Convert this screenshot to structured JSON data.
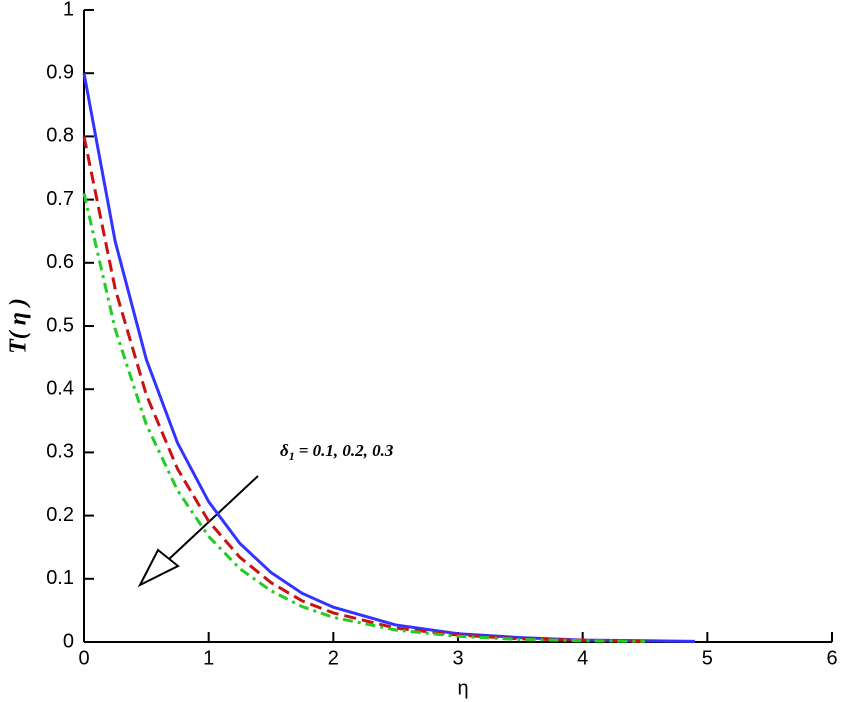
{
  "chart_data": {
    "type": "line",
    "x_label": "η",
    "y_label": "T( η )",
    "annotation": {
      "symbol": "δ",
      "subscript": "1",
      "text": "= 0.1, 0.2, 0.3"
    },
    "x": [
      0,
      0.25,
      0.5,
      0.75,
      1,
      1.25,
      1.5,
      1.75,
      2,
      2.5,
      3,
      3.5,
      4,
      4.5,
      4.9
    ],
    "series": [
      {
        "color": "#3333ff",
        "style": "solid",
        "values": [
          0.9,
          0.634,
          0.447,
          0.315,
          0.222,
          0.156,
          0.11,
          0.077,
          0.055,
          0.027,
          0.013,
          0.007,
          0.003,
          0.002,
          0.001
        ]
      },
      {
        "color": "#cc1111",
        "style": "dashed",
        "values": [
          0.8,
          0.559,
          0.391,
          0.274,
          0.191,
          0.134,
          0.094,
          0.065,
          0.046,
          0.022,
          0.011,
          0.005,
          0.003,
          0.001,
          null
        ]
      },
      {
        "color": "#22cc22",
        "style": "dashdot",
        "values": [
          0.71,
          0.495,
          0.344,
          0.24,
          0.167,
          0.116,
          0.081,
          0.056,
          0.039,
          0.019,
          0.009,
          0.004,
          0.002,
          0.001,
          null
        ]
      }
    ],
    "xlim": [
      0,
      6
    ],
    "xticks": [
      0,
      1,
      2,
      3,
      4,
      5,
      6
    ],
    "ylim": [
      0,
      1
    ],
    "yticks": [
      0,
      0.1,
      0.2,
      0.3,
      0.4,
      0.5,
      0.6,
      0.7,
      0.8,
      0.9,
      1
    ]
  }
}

__EXERCISE TASK__: Copy the listing exactly. Any image in it stays out of the copy.

__SOLUTION TO THIS TASK__:
Convert this screenshot to structured JSON data.
{
  "chart_data": {
    "type": "line",
    "x_label": "η",
    "y_label": "T( η )",
    "annotation": {
      "symbol": "δ",
      "subscript": "1",
      "text": "= 0.1, 0.2, 0.3"
    },
    "x": [
      0,
      0.25,
      0.5,
      0.75,
      1,
      1.25,
      1.5,
      1.75,
      2,
      2.5,
      3,
      3.5,
      4,
      4.5,
      4.9
    ],
    "series": [
      {
        "color": "#3333ff",
        "style": "solid",
        "values": [
          0.9,
          0.634,
          0.447,
          0.315,
          0.222,
          0.156,
          0.11,
          0.077,
          0.055,
          0.027,
          0.013,
          0.007,
          0.003,
          0.002,
          0.001
        ]
      },
      {
        "color": "#cc1111",
        "style": "dashed",
        "values": [
          0.8,
          0.559,
          0.391,
          0.274,
          0.191,
          0.134,
          0.094,
          0.065,
          0.046,
          0.022,
          0.011,
          0.005,
          0.003,
          0.001,
          null
        ]
      },
      {
        "color": "#22cc22",
        "style": "dashdot",
        "values": [
          0.71,
          0.495,
          0.344,
          0.24,
          0.167,
          0.116,
          0.081,
          0.056,
          0.039,
          0.019,
          0.009,
          0.004,
          0.002,
          0.001,
          null
        ]
      }
    ],
    "xlim": [
      0,
      6
    ],
    "xticks": [
      0,
      1,
      2,
      3,
      4,
      5,
      6
    ],
    "ylim": [
      0,
      1
    ],
    "yticks": [
      0,
      0.1,
      0.2,
      0.3,
      0.4,
      0.5,
      0.6,
      0.7,
      0.8,
      0.9,
      1
    ]
  }
}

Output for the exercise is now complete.